── Task input

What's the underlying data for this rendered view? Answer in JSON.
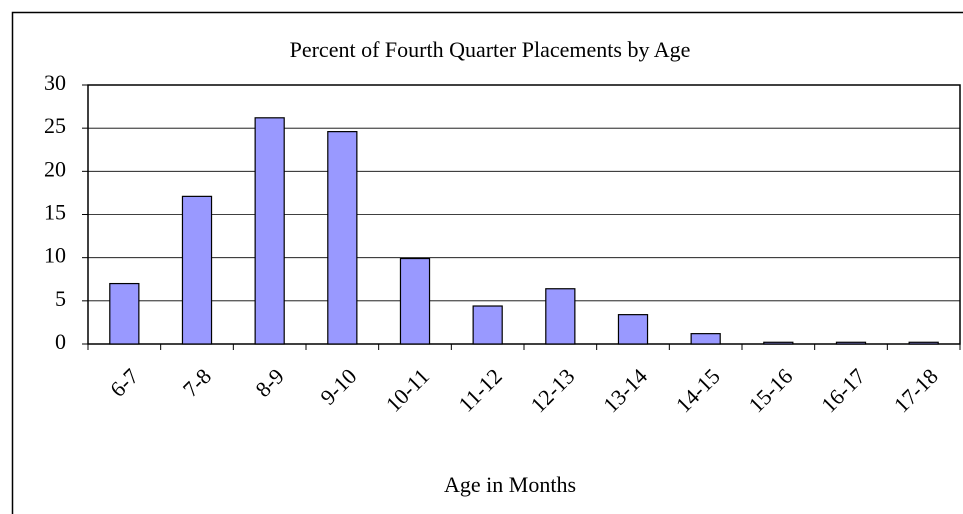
{
  "chart_data": {
    "type": "bar",
    "title": "Percent of Fourth Quarter Placements by Age",
    "x_label": "Age in Months",
    "categories": [
      "6-7",
      "7-8",
      "8-9",
      "9-10",
      "10-11",
      "11-12",
      "12-13",
      "13-14",
      "14-15",
      "15-16",
      "16-17",
      "17-18"
    ],
    "values": [
      7,
      17.1,
      26.2,
      24.6,
      9.9,
      4.4,
      6.4,
      3.4,
      1.2,
      0.2,
      0.2,
      0.2
    ],
    "color": "#9999ff",
    "ylim": [
      0,
      30
    ],
    "yticks": [
      0,
      5,
      10,
      15,
      20,
      25,
      30
    ],
    "grid": true
  }
}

────

* Problem to solve
Reproduce each record above by retyping it exactly; omit all images.

* Output for this task
What's the underlying data for this rendered view? Answer in JSON.
{
  "chart_data": {
    "type": "bar",
    "title": "Percent of Fourth Quarter Placements by Age",
    "x_label": "Age in Months",
    "categories": [
      "6-7",
      "7-8",
      "8-9",
      "9-10",
      "10-11",
      "11-12",
      "12-13",
      "13-14",
      "14-15",
      "15-16",
      "16-17",
      "17-18"
    ],
    "values": [
      7,
      17.1,
      26.2,
      24.6,
      9.9,
      4.4,
      6.4,
      3.4,
      1.2,
      0.2,
      0.2,
      0.2
    ],
    "color": "#9999ff",
    "ylim": [
      0,
      30
    ],
    "yticks": [
      0,
      5,
      10,
      15,
      20,
      25,
      30
    ],
    "grid": true
  }
}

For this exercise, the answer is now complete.